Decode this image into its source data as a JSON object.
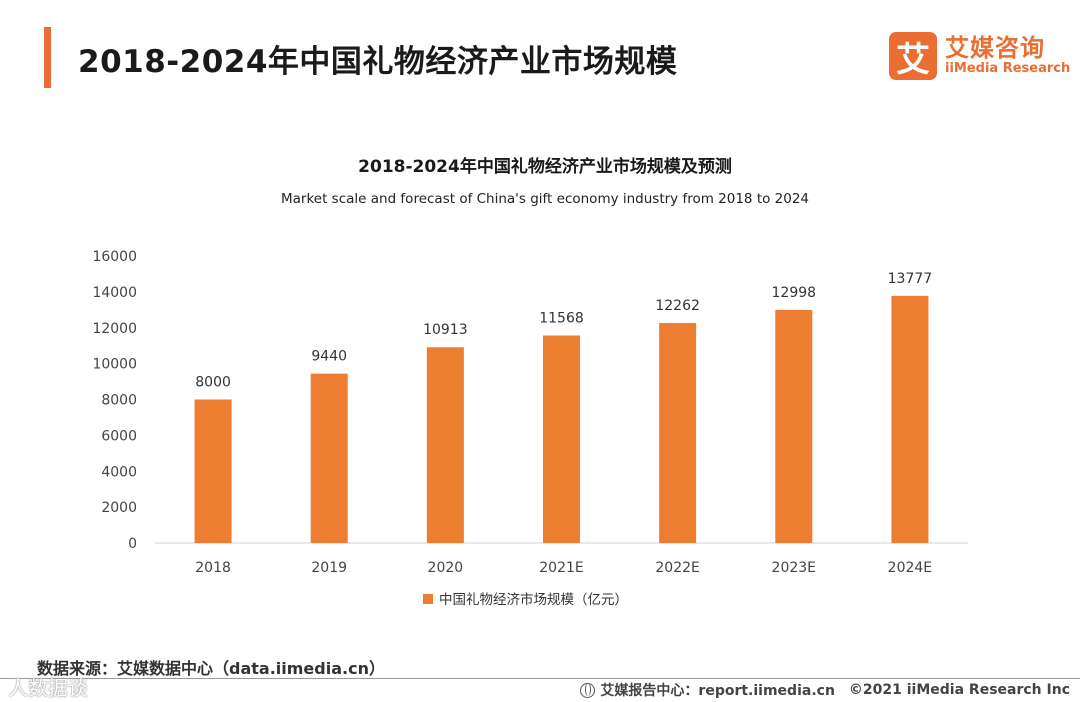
{
  "header": {
    "title": "2018-2024年中国礼物经济产业市场规模",
    "logo_mark": "艾",
    "logo_cn": "艾媒咨询",
    "logo_en": "iiMedia Research"
  },
  "chart_data": {
    "type": "bar",
    "title": "2018-2024年中国礼物经济产业市场规模及预测",
    "subtitle": "Market scale and forecast of China's gift economy industry from 2018 to 2024",
    "categories": [
      "2018",
      "2019",
      "2020",
      "2021E",
      "2022E",
      "2023E",
      "2024E"
    ],
    "series": [
      {
        "name": "中国礼物经济市场规模（亿元）",
        "values": [
          8000,
          9440,
          10913,
          11568,
          12262,
          12998,
          13777
        ],
        "color": "#ed7d31"
      }
    ],
    "ylim": [
      0,
      16000
    ],
    "yticks": [
      0,
      2000,
      4000,
      6000,
      8000,
      10000,
      12000,
      14000,
      16000
    ],
    "xlabel": "",
    "ylabel": "",
    "legend_position": "bottom",
    "grid": false
  },
  "footer": {
    "source": "数据来源：艾媒数据中心（data.iimedia.cn）",
    "report": "艾媒报告中心：report.iimedia.cn",
    "copyright": "©2021 iiMedia Research Inc",
    "watermark": "人数据谈"
  }
}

Task goal: Repeat the data exactly, dropping every picture it holds.

Task response:
Decode this image into its source data as a JSON object.
{
  "header": {
    "title": "2018-2024年中国礼物经济产业市场规模",
    "logo_mark": "艾",
    "logo_cn": "艾媒咨询",
    "logo_en": "iiMedia Research"
  },
  "chart_data": {
    "type": "bar",
    "title": "2018-2024年中国礼物经济产业市场规模及预测",
    "subtitle": "Market scale and forecast of China's gift economy industry from 2018 to 2024",
    "categories": [
      "2018",
      "2019",
      "2020",
      "2021E",
      "2022E",
      "2023E",
      "2024E"
    ],
    "series": [
      {
        "name": "中国礼物经济市场规模（亿元）",
        "values": [
          8000,
          9440,
          10913,
          11568,
          12262,
          12998,
          13777
        ],
        "color": "#ed7d31"
      }
    ],
    "ylim": [
      0,
      16000
    ],
    "yticks": [
      0,
      2000,
      4000,
      6000,
      8000,
      10000,
      12000,
      14000,
      16000
    ],
    "xlabel": "",
    "ylabel": "",
    "legend_position": "bottom",
    "grid": false
  },
  "footer": {
    "source": "数据来源：艾媒数据中心（data.iimedia.cn）",
    "report": "艾媒报告中心：report.iimedia.cn",
    "copyright": "©2021 iiMedia Research Inc",
    "watermark": "人数据谈"
  }
}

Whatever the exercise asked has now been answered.